What this task involves
Locate all lines with the word "function" and copy them out.

— begin —

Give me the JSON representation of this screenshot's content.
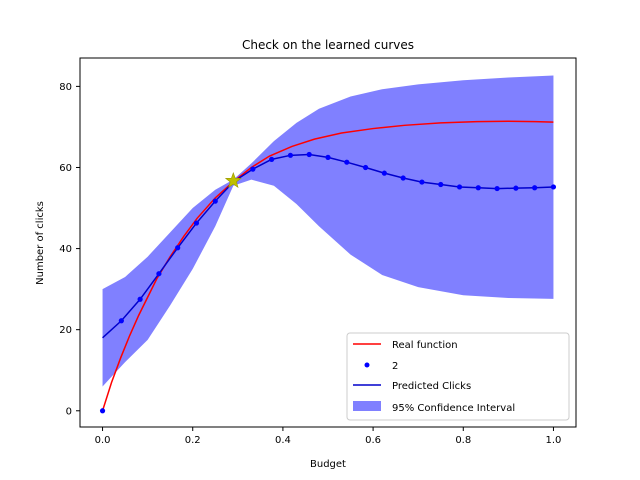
{
  "chart_data": {
    "type": "line",
    "title": "Check on the learned curves",
    "xlabel": "Budget",
    "ylabel": "Number of clicks",
    "xlim": [
      -0.05,
      1.05
    ],
    "ylim": [
      -4,
      87
    ],
    "xticks": [
      0.0,
      0.2,
      0.4,
      0.6,
      0.8,
      1.0
    ],
    "xtick_labels": [
      "0.0",
      "0.2",
      "0.4",
      "0.6",
      "0.8",
      "1.0"
    ],
    "yticks": [
      0,
      20,
      40,
      60,
      80
    ],
    "ytick_labels": [
      "0",
      "20",
      "40",
      "60",
      "80"
    ],
    "grid": false,
    "legend_position": "lower-right",
    "series": [
      {
        "name": "Real function",
        "kind": "line",
        "color": "#ff0000",
        "x": [
          0.0,
          0.02,
          0.04,
          0.06,
          0.08,
          0.1,
          0.12,
          0.15,
          0.18,
          0.21,
          0.25,
          0.29,
          0.33,
          0.37,
          0.42,
          0.47,
          0.53,
          0.6,
          0.67,
          0.75,
          0.83,
          0.9,
          0.96,
          1.0
        ],
        "y": [
          0.0,
          7.0,
          13.0,
          18.5,
          23.5,
          28.0,
          32.5,
          38.0,
          43.0,
          47.5,
          52.5,
          56.5,
          60.0,
          62.8,
          65.2,
          67.0,
          68.5,
          69.6,
          70.4,
          71.0,
          71.3,
          71.4,
          71.3,
          71.2
        ]
      },
      {
        "name": "2",
        "kind": "points",
        "color": "#0000ff",
        "x": [
          0.0,
          0.0417,
          0.0833,
          0.125,
          0.1667,
          0.2083,
          0.25,
          0.2917,
          0.3333,
          0.375,
          0.4167,
          0.4583,
          0.5,
          0.5417,
          0.5833,
          0.625,
          0.6667,
          0.7083,
          0.75,
          0.7917,
          0.8333,
          0.875,
          0.9167,
          0.9583,
          1.0
        ],
        "y": [
          0.0,
          22.2,
          27.5,
          33.8,
          40.2,
          46.3,
          51.7,
          56.6,
          59.6,
          62.0,
          63.0,
          63.2,
          62.5,
          61.3,
          60.0,
          58.6,
          57.4,
          56.4,
          55.8,
          55.2,
          55.0,
          54.8,
          54.9,
          55.0,
          55.2
        ]
      },
      {
        "name": "Predicted Clicks",
        "kind": "line",
        "color": "#0000cc",
        "x": [
          0.0,
          0.0417,
          0.0833,
          0.125,
          0.1667,
          0.2083,
          0.25,
          0.2917,
          0.3333,
          0.375,
          0.4167,
          0.4583,
          0.5,
          0.5417,
          0.5833,
          0.625,
          0.6667,
          0.7083,
          0.75,
          0.7917,
          0.8333,
          0.875,
          0.9167,
          0.9583,
          1.0
        ],
        "y": [
          18.0,
          22.2,
          27.5,
          33.8,
          40.2,
          46.3,
          51.7,
          56.6,
          59.6,
          62.0,
          63.0,
          63.2,
          62.5,
          61.3,
          60.0,
          58.6,
          57.4,
          56.4,
          55.8,
          55.2,
          55.0,
          54.8,
          54.9,
          55.0,
          55.2
        ]
      },
      {
        "name": "95% Confidence Interval",
        "kind": "band",
        "color": "#8080ff",
        "x": [
          0.0,
          0.05,
          0.1,
          0.15,
          0.2,
          0.25,
          0.29,
          0.33,
          0.38,
          0.43,
          0.48,
          0.55,
          0.62,
          0.7,
          0.8,
          0.9,
          1.0
        ],
        "upper": [
          30.0,
          33.0,
          38.0,
          44.0,
          50.0,
          54.5,
          57.0,
          61.0,
          66.5,
          71.0,
          74.5,
          77.5,
          79.3,
          80.5,
          81.5,
          82.2,
          82.7
        ],
        "lower": [
          6.0,
          12.0,
          17.5,
          26.0,
          35.0,
          45.5,
          55.5,
          57.0,
          55.5,
          51.0,
          45.5,
          38.5,
          33.5,
          30.5,
          28.5,
          27.8,
          27.6
        ]
      }
    ],
    "marker": {
      "shape": "star",
      "color": "#bfbf00",
      "x": 0.29,
      "y": 56.7
    },
    "legend": {
      "entries": [
        {
          "label": "Real function",
          "symbol": "line",
          "color": "#ff0000"
        },
        {
          "label": "2",
          "symbol": "dot",
          "color": "#0000ff"
        },
        {
          "label": "Predicted Clicks",
          "symbol": "line",
          "color": "#0000cc"
        },
        {
          "label": "95% Confidence Interval",
          "symbol": "patch",
          "color": "#8080ff"
        }
      ]
    }
  }
}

— end —

Answer for the task
        "name": "Real function",
          "label": "Real function",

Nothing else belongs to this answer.